→ **Work required**: Write down each entry again, exactly as it reads.

**** Data shown

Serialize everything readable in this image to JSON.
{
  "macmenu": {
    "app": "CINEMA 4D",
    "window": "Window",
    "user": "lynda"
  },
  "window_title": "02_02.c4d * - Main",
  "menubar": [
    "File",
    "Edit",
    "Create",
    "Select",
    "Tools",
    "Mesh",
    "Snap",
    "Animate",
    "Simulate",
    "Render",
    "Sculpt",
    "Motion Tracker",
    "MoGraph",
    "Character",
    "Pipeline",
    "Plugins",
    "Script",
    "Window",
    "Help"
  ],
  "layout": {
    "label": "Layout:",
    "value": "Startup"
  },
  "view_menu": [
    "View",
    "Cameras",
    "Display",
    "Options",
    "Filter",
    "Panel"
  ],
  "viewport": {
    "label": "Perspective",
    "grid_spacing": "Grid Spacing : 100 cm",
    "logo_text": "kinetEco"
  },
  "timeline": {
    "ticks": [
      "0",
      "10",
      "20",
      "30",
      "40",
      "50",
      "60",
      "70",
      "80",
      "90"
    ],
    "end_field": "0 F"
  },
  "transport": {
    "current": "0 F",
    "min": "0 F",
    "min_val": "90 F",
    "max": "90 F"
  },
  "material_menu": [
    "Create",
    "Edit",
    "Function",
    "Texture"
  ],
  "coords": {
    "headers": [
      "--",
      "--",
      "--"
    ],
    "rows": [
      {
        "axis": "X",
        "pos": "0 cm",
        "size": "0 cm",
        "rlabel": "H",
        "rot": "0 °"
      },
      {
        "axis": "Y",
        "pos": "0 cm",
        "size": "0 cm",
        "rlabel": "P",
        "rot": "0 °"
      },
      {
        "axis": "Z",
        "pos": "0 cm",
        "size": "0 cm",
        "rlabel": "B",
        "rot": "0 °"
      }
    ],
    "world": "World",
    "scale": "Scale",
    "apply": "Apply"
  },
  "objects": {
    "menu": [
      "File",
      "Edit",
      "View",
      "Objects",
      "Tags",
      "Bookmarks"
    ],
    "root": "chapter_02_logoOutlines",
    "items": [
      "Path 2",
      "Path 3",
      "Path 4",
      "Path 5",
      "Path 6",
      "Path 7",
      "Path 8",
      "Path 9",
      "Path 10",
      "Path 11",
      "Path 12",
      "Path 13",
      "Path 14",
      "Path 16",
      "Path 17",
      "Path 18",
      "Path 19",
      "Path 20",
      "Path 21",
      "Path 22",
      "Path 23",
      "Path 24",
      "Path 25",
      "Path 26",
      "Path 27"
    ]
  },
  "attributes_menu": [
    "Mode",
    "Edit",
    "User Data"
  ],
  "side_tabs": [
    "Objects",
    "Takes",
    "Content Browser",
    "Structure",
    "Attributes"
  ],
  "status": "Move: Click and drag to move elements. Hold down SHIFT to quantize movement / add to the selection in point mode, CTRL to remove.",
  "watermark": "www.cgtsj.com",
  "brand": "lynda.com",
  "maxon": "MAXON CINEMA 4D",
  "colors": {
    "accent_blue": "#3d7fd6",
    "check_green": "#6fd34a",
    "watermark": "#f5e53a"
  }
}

********

→ **Problem solution**:
Serialize everything readable in this image to JSON.
{
  "macmenu": {
    "app": "CINEMA 4D",
    "window": "Window",
    "user": "lynda"
  },
  "window_title": "02_02.c4d * - Main",
  "menubar": [
    "File",
    "Edit",
    "Create",
    "Select",
    "Tools",
    "Mesh",
    "Snap",
    "Animate",
    "Simulate",
    "Render",
    "Sculpt",
    "Motion Tracker",
    "MoGraph",
    "Character",
    "Pipeline",
    "Plugins",
    "Script",
    "Window",
    "Help"
  ],
  "layout": {
    "label": "Layout:",
    "value": "Startup"
  },
  "view_menu": [
    "View",
    "Cameras",
    "Display",
    "Options",
    "Filter",
    "Panel"
  ],
  "viewport": {
    "label": "Perspective",
    "grid_spacing": "Grid Spacing : 100 cm",
    "logo_text": "kinetEco"
  },
  "timeline": {
    "ticks": [
      "0",
      "10",
      "20",
      "30",
      "40",
      "50",
      "60",
      "70",
      "80",
      "90"
    ],
    "end_field": "0 F"
  },
  "transport": {
    "current": "0 F",
    "min": "0 F",
    "min_val": "90 F",
    "max": "90 F"
  },
  "material_menu": [
    "Create",
    "Edit",
    "Function",
    "Texture"
  ],
  "coords": {
    "headers": [
      "--",
      "--",
      "--"
    ],
    "rows": [
      {
        "axis": "X",
        "pos": "0 cm",
        "size": "0 cm",
        "rlabel": "H",
        "rot": "0 °"
      },
      {
        "axis": "Y",
        "pos": "0 cm",
        "size": "0 cm",
        "rlabel": "P",
        "rot": "0 °"
      },
      {
        "axis": "Z",
        "pos": "0 cm",
        "size": "0 cm",
        "rlabel": "B",
        "rot": "0 °"
      }
    ],
    "world": "World",
    "scale": "Scale",
    "apply": "Apply"
  },
  "objects": {
    "menu": [
      "File",
      "Edit",
      "View",
      "Objects",
      "Tags",
      "Bookmarks"
    ],
    "root": "chapter_02_logoOutlines",
    "items": [
      "Path 2",
      "Path 3",
      "Path 4",
      "Path 5",
      "Path 6",
      "Path 7",
      "Path 8",
      "Path 9",
      "Path 10",
      "Path 11",
      "Path 12",
      "Path 13",
      "Path 14",
      "Path 16",
      "Path 17",
      "Path 18",
      "Path 19",
      "Path 20",
      "Path 21",
      "Path 22",
      "Path 23",
      "Path 24",
      "Path 25",
      "Path 26",
      "Path 27"
    ]
  },
  "attributes_menu": [
    "Mode",
    "Edit",
    "User Data"
  ],
  "side_tabs": [
    "Objects",
    "Takes",
    "Content Browser",
    "Structure",
    "Attributes"
  ],
  "status": "Move: Click and drag to move elements. Hold down SHIFT to quantize movement / add to the selection in point mode, CTRL to remove.",
  "watermark": "www.cgtsj.com",
  "brand": "lynda.com",
  "maxon": "MAXON CINEMA 4D",
  "colors": {
    "accent_blue": "#3d7fd6",
    "check_green": "#6fd34a",
    "watermark": "#f5e53a"
  }
}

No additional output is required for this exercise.